-- START OF Provided data --

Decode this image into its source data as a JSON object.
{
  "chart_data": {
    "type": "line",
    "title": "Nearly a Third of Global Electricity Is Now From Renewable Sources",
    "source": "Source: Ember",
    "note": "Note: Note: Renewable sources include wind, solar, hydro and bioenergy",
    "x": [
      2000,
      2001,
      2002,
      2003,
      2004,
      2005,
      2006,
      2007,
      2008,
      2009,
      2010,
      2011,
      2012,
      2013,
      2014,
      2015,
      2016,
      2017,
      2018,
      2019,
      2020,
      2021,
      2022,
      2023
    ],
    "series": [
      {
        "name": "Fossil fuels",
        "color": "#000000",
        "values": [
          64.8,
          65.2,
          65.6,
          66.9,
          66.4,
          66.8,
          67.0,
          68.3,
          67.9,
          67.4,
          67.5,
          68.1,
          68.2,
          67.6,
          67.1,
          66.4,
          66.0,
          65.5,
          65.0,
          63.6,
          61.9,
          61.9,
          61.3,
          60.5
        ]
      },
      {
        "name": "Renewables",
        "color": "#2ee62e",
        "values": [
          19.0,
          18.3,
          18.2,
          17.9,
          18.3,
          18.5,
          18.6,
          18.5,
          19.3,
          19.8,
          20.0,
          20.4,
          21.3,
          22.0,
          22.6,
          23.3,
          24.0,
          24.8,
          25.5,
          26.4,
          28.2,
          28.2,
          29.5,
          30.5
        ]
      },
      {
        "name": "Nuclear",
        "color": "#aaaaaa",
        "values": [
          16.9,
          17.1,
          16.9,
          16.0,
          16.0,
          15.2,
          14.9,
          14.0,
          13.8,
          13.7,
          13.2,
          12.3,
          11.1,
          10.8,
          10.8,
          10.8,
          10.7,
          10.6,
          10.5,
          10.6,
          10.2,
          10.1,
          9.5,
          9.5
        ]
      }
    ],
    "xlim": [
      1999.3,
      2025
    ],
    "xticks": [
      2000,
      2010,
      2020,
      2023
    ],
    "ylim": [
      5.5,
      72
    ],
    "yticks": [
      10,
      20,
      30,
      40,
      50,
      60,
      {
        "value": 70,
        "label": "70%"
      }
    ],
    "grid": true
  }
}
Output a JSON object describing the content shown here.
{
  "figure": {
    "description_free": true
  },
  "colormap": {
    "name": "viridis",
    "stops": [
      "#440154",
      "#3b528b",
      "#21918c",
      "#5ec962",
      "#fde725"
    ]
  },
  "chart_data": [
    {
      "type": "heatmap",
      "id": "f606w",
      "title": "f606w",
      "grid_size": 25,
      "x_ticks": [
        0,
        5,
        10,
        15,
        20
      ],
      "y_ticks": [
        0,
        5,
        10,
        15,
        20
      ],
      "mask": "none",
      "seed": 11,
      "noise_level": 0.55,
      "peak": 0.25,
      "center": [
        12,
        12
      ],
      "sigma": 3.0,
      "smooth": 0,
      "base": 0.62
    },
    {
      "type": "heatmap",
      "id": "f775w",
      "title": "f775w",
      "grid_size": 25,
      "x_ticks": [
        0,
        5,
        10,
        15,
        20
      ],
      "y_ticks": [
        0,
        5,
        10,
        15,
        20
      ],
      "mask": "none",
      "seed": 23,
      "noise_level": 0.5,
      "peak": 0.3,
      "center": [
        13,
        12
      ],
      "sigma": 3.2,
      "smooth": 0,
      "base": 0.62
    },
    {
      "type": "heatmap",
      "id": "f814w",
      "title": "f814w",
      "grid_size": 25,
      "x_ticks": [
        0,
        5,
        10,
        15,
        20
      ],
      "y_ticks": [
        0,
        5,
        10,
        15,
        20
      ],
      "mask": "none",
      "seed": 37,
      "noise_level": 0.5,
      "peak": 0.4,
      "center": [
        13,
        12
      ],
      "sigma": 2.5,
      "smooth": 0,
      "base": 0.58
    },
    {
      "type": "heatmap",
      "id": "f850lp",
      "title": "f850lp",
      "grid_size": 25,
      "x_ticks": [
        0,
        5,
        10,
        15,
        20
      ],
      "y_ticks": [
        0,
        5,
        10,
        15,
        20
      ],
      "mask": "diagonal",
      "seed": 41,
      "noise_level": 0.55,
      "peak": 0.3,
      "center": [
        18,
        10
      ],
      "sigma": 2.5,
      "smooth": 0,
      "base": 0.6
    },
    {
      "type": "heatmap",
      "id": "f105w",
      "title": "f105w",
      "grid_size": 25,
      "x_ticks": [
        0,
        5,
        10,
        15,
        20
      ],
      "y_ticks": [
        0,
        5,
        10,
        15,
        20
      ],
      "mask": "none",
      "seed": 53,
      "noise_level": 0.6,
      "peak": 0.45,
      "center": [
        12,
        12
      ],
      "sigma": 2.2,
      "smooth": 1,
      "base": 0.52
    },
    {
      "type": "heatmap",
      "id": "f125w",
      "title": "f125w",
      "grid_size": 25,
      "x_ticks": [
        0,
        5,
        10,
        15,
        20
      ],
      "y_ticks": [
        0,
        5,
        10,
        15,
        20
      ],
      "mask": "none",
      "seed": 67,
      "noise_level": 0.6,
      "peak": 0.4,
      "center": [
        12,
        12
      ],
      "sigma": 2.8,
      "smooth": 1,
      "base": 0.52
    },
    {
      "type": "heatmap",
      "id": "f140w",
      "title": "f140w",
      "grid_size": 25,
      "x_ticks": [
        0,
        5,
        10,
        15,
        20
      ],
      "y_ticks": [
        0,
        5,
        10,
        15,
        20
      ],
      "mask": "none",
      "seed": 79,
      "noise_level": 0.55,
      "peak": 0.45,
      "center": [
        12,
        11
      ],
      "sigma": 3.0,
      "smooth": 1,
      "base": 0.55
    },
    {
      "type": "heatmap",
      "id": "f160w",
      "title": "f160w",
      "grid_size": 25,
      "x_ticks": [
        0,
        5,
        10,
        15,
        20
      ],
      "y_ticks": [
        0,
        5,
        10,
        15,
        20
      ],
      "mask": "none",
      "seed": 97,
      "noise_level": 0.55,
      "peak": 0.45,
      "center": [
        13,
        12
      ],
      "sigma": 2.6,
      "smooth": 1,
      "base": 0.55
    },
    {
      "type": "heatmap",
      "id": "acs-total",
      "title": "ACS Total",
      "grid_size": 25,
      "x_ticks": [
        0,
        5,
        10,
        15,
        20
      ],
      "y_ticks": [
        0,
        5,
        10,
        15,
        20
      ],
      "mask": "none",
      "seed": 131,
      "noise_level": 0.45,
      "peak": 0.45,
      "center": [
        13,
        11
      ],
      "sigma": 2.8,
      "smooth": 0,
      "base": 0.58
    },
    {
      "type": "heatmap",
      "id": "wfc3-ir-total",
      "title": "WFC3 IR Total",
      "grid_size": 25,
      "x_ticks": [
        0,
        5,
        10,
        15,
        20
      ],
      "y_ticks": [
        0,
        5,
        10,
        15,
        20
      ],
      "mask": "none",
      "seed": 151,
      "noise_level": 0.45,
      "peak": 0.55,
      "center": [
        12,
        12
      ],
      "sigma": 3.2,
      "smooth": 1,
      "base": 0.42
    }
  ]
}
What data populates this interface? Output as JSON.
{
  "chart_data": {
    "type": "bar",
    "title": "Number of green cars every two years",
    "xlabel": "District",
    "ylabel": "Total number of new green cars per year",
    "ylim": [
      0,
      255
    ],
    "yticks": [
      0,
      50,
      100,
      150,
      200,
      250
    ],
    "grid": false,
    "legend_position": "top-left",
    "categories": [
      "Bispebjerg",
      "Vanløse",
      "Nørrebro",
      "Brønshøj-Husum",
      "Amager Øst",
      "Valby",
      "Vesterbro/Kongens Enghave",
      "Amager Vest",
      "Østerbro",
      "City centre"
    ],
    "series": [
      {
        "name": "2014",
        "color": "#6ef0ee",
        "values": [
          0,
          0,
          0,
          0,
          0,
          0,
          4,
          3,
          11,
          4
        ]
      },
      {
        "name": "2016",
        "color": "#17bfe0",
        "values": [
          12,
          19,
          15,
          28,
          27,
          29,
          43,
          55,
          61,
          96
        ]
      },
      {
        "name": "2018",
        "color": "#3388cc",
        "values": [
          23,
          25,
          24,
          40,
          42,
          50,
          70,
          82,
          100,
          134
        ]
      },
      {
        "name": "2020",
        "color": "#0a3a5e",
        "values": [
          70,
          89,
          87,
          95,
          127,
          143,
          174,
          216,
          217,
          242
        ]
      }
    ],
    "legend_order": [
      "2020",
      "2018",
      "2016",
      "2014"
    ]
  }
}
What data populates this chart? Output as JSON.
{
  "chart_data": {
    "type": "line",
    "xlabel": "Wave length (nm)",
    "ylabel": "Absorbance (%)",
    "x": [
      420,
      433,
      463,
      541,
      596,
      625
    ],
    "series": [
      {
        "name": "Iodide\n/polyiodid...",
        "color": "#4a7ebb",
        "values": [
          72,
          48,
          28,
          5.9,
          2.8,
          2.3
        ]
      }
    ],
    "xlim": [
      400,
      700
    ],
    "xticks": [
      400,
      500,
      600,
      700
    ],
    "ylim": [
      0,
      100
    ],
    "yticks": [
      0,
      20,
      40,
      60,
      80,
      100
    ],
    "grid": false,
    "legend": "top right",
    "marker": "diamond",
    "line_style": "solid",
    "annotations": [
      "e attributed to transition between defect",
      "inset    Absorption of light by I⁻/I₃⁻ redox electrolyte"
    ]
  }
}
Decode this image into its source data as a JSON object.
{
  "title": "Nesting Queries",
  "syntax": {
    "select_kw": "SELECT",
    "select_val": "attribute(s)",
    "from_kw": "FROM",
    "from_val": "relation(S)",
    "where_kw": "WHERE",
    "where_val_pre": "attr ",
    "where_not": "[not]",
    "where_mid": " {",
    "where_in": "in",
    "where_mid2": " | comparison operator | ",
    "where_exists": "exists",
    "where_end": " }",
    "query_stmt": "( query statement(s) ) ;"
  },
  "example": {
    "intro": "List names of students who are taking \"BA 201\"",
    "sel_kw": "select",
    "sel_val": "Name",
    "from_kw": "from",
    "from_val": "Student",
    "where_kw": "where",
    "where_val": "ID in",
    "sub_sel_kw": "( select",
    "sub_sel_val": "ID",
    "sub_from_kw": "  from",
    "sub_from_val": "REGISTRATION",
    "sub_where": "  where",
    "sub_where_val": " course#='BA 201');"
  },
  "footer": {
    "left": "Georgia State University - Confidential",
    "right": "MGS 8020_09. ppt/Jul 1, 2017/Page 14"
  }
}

-- END OF Provided data --

## Task goal
Gather every line from the entries above where the word "What" appears, and copy them.

## Output
What data populates this interface? Output as JSON.
What data populates this chart? Output as JSON.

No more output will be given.